Data entries

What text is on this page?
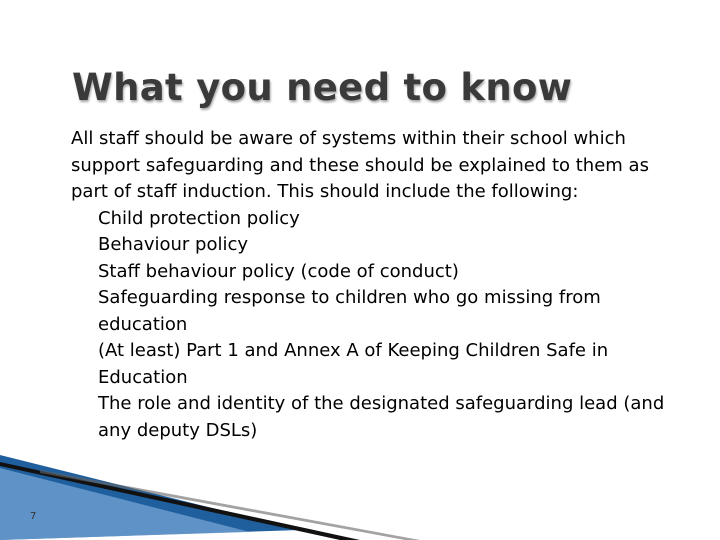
What you need to know

All staff should be aware of systems within their school which support safeguarding and these should be explained to them as part of staff induction. This should include the following:

Child protection policy
Behaviour policy
Staff behaviour policy (code of conduct)
Safeguarding response to children who go missing from education
(At least) Part 1 and Annex A of Keeping Children Safe in Education
The role and identity of the designated safeguarding lead (and any deputy DSLs)
7
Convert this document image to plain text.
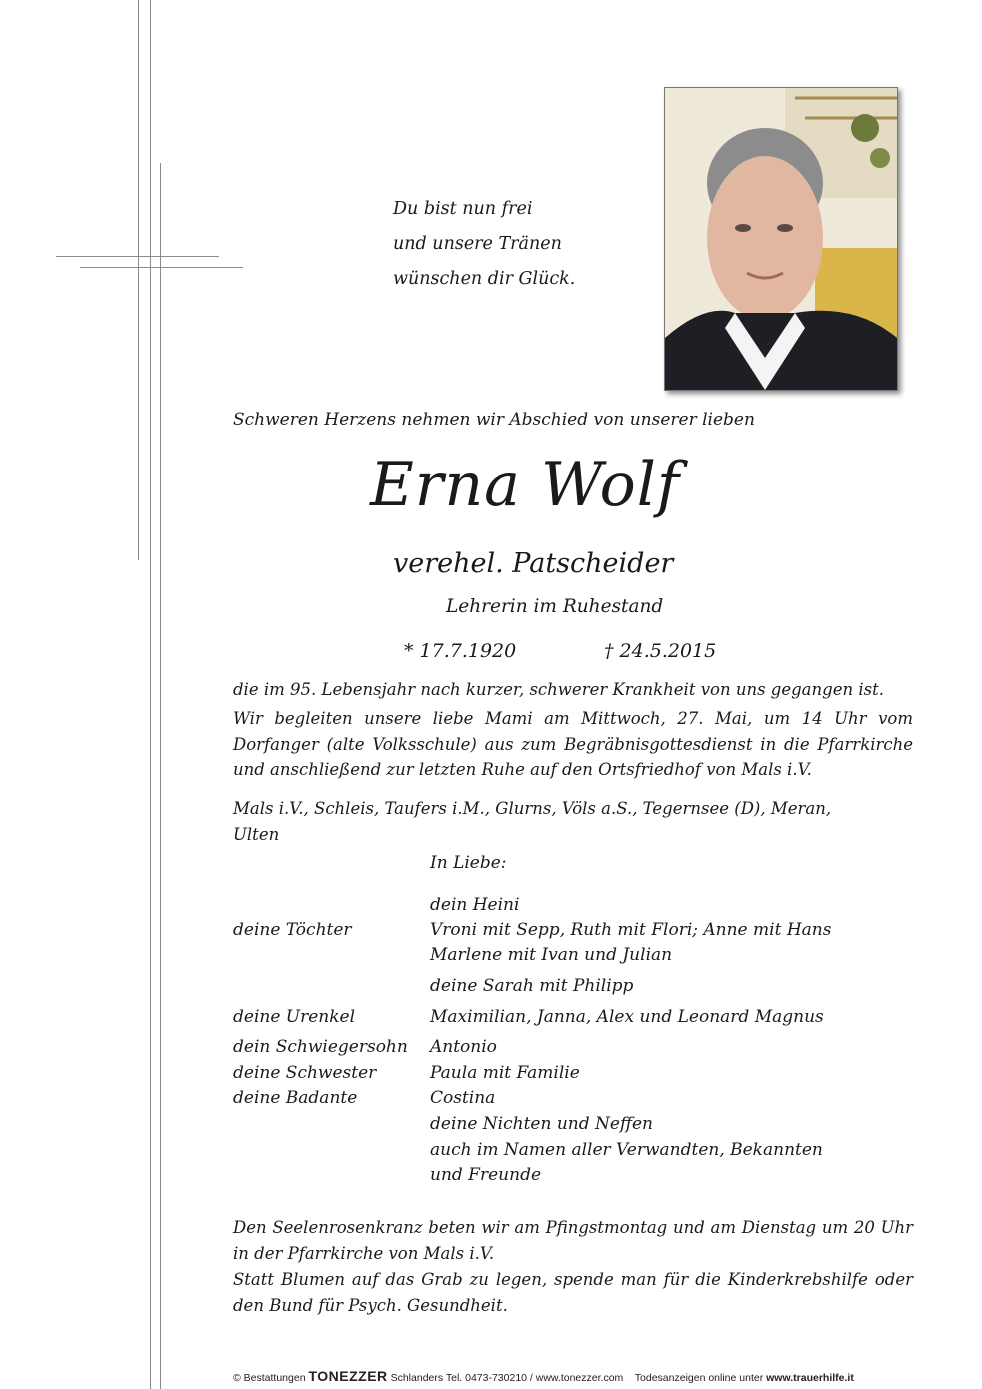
Du bist nun frei
und unsere Tränen
wünschen dir Glück.
Schweren Herzens nehmen wir Abschied von unserer lieben
Erna Wolf
verehel. Patscheider
Lehrerin im Ruhestand
* 17.7.1920	† 24.5.2015
die im 95. Lebensjahr nach kurzer, schwerer Krankheit von uns gegangen ist.
Wir begleiten unsere liebe Mami am Mittwoch, 27. Mai, um 14 Uhr vom Dorfanger (alte Volksschule) aus zum Begräbnisgottesdienst in die Pfarrkirche und anschließend zur letzten Ruhe auf den Ortsfriedhof von Mals i.V.
Mals i.V., Schleis, Taufers i.M., Glurns, Völs a.S., Tegernsee (D), Meran, Ulten
In Liebe:
dein Heini
deine Töchter	Vroni mit Sepp, Ruth mit Flori; Anne mit Hans
Marlene mit Ivan und Julian
deine Sarah mit Philipp
deine Urenkel	Maximilian, Janna, Alex und Leonard Magnus
dein Schwiegersohn Antonio
deine Schwester	Paula mit Familie
deine Badante	Costina
deine Nichten und Neffen
auch im Namen aller Verwandten, Bekannten
und Freunde
Den Seelenrosenkranz beten wir am Pfingstmontag und am Dienstag um 20 Uhr in der Pfarrkirche von Mals i.V.
Statt Blumen auf das Grab zu legen, spende man für die Kinderkrebshilfe oder den Bund für Psych. Gesundheit.
© Bestattungen TONEZZER Schlanders Tel. 0473-730210 / www.tonezzer.com Todesanzeigen online unter www.trauerhilfe.it
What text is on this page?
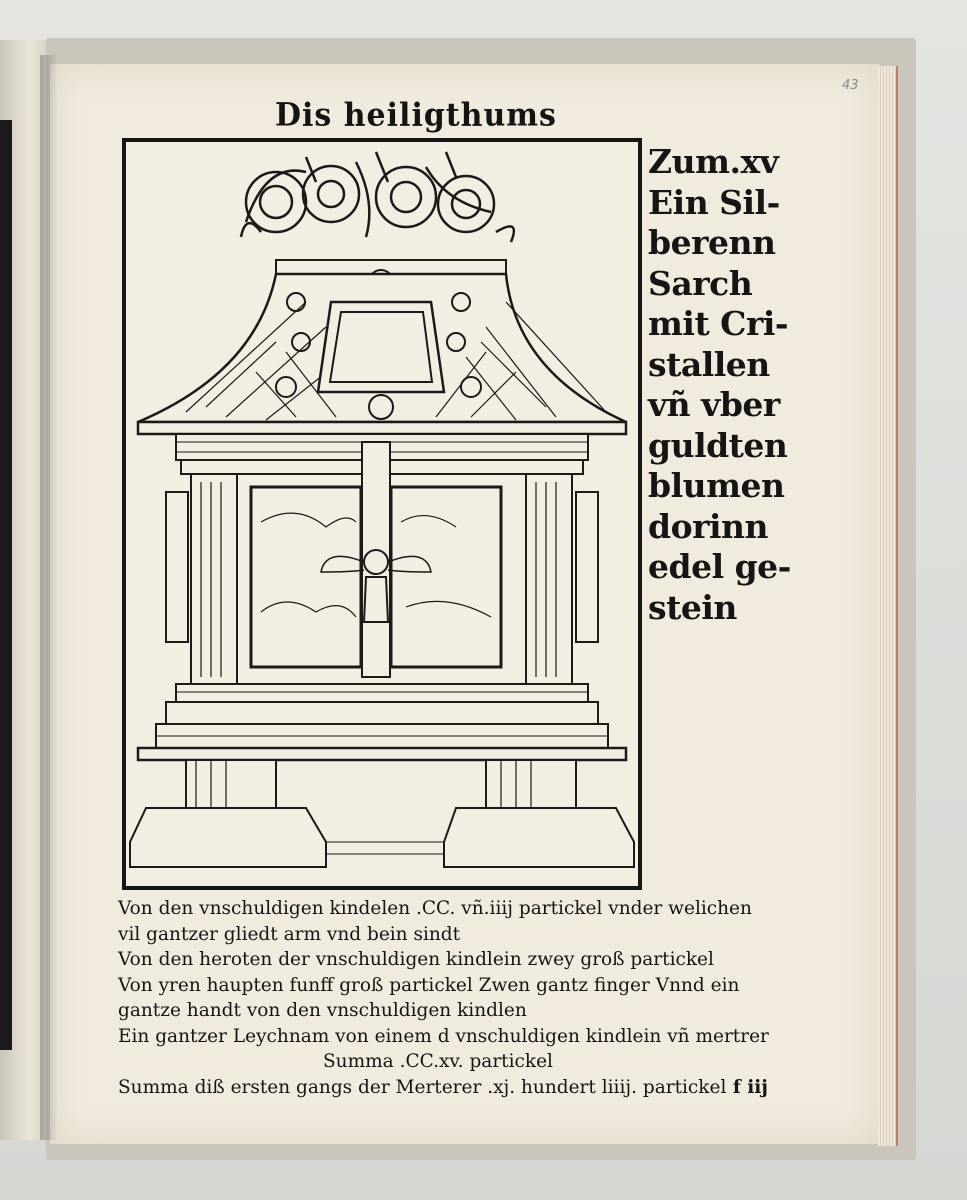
43
Dis heiligthums
Zum.xv
Ein Sil-
berenn
Sarch
mit Cri-
stallen
vñ vber
guldten
blumen
dorinn
edel ge-
stein
Von den vnschuldigen kindelen .CC. vñ.iiij partickel vnder welichen
vil gantzer gliedt arm vnd bein sindt
Von den heroten der vnschuldigen kindlein zwey groß partickel
Von yren haupten funff groß partickel Zwen gantz finger Vnnd ein
gantze handt von den vnschuldigen kindlen
Ein gantzer Leychnam von einem d vnschuldigen kindlein vñ mertrer
Summa .CC.xv. partickel
Summa diß ersten gangs der Merterer .xj. hundert liiij. partickel f iij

● **Written request**: Report the number of lines above that contain the word "partickel", and only that number.

● **Full output**: 5